- SUPPLIED DATA
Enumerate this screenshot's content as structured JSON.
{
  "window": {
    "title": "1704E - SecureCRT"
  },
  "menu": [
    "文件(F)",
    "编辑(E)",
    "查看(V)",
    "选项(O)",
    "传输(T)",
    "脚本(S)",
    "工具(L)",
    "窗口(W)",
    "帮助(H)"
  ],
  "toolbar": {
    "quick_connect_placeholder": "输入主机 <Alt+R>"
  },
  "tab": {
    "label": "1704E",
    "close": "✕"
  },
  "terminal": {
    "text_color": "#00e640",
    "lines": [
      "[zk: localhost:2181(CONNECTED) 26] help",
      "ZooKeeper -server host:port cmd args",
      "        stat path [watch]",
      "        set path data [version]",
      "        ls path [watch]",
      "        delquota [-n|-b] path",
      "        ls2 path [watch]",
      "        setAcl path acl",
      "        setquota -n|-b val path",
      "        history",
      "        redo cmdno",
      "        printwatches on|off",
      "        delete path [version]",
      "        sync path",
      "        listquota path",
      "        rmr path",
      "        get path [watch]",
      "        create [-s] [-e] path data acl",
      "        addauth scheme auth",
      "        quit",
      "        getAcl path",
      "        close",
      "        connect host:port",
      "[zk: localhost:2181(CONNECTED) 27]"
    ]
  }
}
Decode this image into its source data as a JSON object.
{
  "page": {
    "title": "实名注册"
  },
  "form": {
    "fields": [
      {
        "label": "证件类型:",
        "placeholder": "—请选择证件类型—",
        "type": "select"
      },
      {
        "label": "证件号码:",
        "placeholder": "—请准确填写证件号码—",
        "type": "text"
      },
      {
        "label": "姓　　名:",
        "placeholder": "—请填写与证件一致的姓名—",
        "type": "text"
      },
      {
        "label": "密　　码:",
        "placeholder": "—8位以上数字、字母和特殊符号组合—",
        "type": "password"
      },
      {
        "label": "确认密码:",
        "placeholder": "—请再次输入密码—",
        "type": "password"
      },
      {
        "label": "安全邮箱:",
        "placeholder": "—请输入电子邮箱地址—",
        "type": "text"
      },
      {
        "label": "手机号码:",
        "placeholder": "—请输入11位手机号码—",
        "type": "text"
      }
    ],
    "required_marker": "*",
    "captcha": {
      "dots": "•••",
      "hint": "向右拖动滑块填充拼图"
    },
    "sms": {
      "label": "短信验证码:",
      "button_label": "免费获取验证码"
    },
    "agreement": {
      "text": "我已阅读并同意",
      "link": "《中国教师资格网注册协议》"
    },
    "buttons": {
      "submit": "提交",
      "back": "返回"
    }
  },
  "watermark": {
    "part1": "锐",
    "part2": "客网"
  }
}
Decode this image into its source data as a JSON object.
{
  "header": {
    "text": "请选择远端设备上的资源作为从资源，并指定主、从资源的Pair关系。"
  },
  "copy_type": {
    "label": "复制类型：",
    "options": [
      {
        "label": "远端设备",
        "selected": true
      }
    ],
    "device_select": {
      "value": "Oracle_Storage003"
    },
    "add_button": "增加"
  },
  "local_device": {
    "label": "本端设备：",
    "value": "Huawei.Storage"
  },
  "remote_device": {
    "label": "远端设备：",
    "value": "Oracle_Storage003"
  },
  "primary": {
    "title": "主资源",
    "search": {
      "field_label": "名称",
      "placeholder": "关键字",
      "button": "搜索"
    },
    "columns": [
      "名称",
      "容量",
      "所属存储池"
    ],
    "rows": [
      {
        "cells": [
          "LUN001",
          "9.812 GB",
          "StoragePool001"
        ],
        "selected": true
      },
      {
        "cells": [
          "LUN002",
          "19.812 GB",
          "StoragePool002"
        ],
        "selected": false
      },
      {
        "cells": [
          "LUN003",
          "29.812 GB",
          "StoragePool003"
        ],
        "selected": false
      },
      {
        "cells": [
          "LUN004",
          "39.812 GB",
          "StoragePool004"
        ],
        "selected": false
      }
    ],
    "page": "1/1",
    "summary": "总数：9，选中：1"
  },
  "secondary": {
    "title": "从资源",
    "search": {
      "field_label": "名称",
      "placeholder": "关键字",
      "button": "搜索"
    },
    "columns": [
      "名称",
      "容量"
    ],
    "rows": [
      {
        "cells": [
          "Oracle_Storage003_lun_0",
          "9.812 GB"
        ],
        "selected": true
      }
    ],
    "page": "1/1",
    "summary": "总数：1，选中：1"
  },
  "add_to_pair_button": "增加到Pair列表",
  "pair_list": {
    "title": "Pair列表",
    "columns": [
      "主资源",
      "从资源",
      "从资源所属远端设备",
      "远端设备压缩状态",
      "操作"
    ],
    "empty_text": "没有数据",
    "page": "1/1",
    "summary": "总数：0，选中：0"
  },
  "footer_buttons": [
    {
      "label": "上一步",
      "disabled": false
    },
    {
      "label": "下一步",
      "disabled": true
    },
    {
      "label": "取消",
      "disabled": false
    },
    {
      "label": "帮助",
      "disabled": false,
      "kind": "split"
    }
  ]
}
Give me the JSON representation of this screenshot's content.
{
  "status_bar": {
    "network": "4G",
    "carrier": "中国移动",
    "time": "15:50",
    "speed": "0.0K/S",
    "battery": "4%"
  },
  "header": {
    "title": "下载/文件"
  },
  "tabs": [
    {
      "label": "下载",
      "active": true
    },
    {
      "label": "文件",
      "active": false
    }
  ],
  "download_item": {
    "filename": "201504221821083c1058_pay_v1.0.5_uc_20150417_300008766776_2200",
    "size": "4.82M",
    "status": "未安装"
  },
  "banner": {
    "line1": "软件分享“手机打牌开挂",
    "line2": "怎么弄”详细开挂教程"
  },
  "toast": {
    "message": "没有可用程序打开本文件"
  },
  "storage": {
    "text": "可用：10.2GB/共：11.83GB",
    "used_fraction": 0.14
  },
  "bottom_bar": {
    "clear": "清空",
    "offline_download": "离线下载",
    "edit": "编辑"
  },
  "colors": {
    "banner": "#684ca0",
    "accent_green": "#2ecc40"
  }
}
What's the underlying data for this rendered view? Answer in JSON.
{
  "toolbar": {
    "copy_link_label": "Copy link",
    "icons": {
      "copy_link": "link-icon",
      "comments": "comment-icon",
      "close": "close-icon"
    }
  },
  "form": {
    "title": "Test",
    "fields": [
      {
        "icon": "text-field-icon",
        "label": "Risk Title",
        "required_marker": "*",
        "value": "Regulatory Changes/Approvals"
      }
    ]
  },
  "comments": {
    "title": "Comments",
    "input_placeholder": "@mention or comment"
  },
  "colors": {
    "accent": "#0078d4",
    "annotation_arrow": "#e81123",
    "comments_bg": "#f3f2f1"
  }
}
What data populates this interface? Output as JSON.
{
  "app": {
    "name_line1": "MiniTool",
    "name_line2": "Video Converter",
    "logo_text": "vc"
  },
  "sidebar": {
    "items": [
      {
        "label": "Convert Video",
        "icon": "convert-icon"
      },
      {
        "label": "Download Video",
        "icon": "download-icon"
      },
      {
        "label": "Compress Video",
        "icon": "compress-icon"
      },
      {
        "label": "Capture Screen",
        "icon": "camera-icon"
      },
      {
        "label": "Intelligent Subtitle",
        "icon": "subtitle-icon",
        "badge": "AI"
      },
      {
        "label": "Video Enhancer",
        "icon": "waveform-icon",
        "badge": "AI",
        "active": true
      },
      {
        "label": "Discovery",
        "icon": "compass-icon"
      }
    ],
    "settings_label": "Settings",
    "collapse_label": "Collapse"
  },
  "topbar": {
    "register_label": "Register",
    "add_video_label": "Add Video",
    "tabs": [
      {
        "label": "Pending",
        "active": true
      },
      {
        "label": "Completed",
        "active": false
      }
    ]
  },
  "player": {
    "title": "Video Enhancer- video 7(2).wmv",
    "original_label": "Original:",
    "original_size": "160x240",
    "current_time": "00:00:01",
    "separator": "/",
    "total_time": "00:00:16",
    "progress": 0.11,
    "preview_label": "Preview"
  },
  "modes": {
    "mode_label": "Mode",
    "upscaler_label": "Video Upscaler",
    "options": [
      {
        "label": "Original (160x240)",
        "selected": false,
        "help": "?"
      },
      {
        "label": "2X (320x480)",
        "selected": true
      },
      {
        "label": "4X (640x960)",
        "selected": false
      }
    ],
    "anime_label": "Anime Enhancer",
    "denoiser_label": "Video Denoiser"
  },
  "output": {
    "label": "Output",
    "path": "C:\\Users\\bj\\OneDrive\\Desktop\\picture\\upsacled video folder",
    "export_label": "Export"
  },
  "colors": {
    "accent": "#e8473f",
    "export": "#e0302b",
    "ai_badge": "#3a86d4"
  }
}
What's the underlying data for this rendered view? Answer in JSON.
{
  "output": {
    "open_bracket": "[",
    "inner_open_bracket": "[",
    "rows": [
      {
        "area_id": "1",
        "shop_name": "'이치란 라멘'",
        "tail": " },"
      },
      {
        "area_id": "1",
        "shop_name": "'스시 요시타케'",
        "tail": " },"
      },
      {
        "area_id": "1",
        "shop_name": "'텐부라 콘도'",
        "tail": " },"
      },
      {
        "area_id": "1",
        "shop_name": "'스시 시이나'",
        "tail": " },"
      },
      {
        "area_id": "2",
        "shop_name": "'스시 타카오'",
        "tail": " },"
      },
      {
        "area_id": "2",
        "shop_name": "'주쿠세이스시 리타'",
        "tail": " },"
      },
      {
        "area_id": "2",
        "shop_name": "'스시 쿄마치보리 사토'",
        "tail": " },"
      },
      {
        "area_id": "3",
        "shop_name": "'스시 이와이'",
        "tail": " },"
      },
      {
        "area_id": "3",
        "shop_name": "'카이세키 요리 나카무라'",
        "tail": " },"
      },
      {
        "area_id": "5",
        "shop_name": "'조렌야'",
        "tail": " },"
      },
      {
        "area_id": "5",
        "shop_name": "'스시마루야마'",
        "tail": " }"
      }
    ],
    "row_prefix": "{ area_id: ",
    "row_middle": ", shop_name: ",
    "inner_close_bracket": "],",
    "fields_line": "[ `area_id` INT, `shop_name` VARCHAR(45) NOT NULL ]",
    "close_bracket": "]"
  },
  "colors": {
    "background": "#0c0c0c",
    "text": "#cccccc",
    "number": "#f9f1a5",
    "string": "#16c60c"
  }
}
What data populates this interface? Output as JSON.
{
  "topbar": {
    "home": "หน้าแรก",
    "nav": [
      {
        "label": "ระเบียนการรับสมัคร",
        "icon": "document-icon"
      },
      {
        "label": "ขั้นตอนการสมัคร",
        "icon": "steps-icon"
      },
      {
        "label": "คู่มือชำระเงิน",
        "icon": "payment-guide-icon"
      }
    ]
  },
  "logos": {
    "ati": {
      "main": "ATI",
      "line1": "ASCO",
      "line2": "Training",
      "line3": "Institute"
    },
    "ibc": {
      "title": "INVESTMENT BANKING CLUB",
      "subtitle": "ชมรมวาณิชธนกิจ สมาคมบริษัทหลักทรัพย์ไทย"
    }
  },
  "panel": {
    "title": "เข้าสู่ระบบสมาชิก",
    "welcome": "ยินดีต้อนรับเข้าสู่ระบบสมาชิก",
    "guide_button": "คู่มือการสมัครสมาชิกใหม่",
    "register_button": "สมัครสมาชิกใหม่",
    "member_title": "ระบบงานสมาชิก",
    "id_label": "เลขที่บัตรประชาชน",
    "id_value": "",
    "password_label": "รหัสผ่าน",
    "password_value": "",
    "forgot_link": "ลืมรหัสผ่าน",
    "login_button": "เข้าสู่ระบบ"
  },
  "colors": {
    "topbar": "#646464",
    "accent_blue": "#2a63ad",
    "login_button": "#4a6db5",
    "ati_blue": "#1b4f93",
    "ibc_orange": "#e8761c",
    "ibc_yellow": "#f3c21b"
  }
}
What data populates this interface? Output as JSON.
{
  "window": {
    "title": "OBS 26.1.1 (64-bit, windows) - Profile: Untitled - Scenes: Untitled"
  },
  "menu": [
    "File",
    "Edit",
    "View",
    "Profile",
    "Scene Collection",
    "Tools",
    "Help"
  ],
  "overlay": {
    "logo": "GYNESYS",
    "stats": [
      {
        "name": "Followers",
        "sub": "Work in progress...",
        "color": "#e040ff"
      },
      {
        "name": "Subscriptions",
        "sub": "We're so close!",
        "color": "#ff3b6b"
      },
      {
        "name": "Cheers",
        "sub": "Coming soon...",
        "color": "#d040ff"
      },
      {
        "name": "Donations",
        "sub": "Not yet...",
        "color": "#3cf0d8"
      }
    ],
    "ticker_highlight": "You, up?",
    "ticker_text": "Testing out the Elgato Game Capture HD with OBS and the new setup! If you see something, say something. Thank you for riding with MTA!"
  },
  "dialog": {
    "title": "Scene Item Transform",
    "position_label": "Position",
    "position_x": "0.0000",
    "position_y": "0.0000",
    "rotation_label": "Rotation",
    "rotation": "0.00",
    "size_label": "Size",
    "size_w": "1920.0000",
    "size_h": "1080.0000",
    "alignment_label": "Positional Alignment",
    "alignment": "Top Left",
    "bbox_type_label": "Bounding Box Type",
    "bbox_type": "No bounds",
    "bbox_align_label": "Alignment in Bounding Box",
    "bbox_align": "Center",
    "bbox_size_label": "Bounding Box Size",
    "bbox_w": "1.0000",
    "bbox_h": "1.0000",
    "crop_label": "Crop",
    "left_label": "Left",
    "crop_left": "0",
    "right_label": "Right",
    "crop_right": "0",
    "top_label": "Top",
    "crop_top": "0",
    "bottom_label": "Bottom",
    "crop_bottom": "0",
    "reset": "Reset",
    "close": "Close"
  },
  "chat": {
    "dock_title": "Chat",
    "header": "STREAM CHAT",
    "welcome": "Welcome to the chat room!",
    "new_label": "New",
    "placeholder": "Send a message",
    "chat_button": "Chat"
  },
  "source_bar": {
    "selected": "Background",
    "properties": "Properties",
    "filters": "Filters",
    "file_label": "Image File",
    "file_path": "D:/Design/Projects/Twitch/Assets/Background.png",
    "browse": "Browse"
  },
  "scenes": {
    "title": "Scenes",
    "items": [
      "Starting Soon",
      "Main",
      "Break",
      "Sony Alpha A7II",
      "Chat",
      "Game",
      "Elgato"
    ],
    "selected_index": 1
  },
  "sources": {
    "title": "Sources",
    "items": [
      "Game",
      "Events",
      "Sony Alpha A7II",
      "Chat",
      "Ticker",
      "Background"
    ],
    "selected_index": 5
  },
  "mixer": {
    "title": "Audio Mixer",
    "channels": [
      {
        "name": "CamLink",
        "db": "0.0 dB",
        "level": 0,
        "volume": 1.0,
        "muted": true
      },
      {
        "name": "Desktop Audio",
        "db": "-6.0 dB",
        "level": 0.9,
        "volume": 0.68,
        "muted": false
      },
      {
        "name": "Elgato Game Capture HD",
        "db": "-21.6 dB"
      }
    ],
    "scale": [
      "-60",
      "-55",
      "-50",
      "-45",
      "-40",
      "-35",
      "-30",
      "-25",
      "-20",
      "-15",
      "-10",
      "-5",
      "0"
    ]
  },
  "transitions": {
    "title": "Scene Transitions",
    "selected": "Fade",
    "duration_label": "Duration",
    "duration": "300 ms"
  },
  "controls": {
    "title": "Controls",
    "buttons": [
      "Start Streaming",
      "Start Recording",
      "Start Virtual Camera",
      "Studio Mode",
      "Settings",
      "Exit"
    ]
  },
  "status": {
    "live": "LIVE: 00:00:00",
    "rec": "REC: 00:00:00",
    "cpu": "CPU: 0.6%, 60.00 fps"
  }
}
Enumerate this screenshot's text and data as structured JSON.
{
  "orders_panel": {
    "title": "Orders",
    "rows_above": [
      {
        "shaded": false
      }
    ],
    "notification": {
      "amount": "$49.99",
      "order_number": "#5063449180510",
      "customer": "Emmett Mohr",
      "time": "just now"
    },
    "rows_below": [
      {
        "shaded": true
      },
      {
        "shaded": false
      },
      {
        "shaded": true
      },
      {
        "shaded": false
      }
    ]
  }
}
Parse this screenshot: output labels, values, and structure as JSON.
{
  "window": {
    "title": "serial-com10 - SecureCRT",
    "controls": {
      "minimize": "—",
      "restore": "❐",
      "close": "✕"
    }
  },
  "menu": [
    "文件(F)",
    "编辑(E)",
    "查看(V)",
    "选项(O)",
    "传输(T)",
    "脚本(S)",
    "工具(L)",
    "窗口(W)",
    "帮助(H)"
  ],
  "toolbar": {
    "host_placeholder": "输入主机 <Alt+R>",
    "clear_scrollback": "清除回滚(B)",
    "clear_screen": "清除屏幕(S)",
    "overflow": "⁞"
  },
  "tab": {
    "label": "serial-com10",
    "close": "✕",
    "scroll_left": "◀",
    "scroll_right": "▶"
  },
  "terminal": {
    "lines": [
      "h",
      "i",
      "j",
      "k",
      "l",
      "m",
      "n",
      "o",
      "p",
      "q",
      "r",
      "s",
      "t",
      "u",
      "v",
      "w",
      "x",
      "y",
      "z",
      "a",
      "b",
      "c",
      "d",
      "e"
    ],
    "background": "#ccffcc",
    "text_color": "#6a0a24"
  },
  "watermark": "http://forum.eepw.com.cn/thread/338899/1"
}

- WHAT IS BEING ASKED
Give again, word for word, every line from the one holding "Enumerate this screenshot's text" to the end of the data.

- RESULT BELOW
Enumerate this screenshot's text and data as structured JSON.
{
  "orders_panel": {
    "title": "Orders",
    "rows_above": [
      {
        "shaded": false
      }
    ],
    "notification": {
      "amount": "$49.99",
      "order_number": "#5063449180510",
      "customer": "Emmett Mohr",
      "time": "just now"
    },
    "rows_below": [
      {
        "shaded": true
      },
      {
        "shaded": false
      },
      {
        "shaded": true
      },
      {
        "shaded": false
      }
    ]
  }
}
Parse this screenshot: output labels, values, and structure as JSON.
{
  "window": {
    "title": "serial-com10 - SecureCRT",
    "controls": {
      "minimize": "—",
      "restore": "❐",
      "close": "✕"
    }
  },
  "menu": [
    "文件(F)",
    "编辑(E)",
    "查看(V)",
    "选项(O)",
    "传输(T)",
    "脚本(S)",
    "工具(L)",
    "窗口(W)",
    "帮助(H)"
  ],
  "toolbar": {
    "host_placeholder": "输入主机 <Alt+R>",
    "clear_scrollback": "清除回滚(B)",
    "clear_screen": "清除屏幕(S)",
    "overflow": "⁞"
  },
  "tab": {
    "label": "serial-com10",
    "close": "✕",
    "scroll_left": "◀",
    "scroll_right": "▶"
  },
  "terminal": {
    "lines": [
      "h",
      "i",
      "j",
      "k",
      "l",
      "m",
      "n",
      "o",
      "p",
      "q",
      "r",
      "s",
      "t",
      "u",
      "v",
      "w",
      "x",
      "y",
      "z",
      "a",
      "b",
      "c",
      "d",
      "e"
    ],
    "background": "#ccffcc",
    "text_color": "#6a0a24"
  },
  "watermark": "http://forum.eepw.com.cn/thread/338899/1"
}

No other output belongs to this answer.